(What is expected)
Check every line below for the word "Fried" and copy the ones that have it.

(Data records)
--- start ---

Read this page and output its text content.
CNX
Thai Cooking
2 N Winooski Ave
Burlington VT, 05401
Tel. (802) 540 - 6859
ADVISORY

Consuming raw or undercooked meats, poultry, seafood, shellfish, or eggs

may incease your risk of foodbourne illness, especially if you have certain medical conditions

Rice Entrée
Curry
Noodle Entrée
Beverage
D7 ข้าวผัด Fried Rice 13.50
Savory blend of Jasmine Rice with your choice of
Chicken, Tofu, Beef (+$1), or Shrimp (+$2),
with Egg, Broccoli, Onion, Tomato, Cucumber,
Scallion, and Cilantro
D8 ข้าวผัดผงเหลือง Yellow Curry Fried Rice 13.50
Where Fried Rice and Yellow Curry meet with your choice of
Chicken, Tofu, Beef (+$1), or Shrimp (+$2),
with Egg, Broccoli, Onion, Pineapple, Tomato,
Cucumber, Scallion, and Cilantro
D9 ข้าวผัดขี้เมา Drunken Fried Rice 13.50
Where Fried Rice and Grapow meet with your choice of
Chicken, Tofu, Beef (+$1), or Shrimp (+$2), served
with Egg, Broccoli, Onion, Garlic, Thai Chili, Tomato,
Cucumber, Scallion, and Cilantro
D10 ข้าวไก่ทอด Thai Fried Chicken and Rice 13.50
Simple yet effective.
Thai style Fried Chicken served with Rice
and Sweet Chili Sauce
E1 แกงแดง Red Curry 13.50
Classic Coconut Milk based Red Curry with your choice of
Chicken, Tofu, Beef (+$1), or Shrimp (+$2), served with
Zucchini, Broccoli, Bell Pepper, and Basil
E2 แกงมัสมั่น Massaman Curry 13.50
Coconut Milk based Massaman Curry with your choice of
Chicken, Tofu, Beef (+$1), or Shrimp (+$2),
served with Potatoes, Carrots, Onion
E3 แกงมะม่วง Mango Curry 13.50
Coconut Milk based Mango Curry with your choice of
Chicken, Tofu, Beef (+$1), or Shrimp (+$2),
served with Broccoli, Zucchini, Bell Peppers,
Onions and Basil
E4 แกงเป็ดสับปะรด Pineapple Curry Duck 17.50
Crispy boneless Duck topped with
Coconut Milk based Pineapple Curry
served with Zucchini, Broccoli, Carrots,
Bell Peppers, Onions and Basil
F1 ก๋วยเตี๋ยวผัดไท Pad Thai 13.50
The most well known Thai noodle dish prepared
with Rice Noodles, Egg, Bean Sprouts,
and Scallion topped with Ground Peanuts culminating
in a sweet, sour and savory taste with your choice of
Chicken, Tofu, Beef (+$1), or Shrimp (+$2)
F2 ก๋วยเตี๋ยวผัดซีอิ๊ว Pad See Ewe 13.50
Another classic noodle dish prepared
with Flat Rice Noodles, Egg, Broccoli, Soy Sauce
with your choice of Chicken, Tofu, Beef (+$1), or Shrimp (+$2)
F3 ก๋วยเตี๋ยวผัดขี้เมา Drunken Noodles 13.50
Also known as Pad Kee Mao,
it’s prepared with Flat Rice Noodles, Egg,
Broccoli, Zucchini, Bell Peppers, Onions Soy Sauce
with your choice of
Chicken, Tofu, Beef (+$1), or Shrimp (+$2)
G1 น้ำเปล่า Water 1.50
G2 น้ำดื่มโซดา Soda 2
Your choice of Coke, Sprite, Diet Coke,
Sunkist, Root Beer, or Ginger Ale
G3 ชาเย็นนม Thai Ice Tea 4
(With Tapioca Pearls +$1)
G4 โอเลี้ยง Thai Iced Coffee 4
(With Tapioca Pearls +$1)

--- end ---

(Response to this task)
D7 ข้าวผัด Fried Rice 13.50
D8 ข้าวผัดผงเหลือง Yellow Curry Fried Rice 13.50
Where Fried Rice and Yellow Curry meet with your choice of
D9 ข้าวผัดขี้เมา Drunken Fried Rice 13.50
Where Fried Rice and Grapow meet with your choice of
D10 ข้าวไก่ทอด Thai Fried Chicken and Rice 13.50
Thai style Fried Chicken served with Rice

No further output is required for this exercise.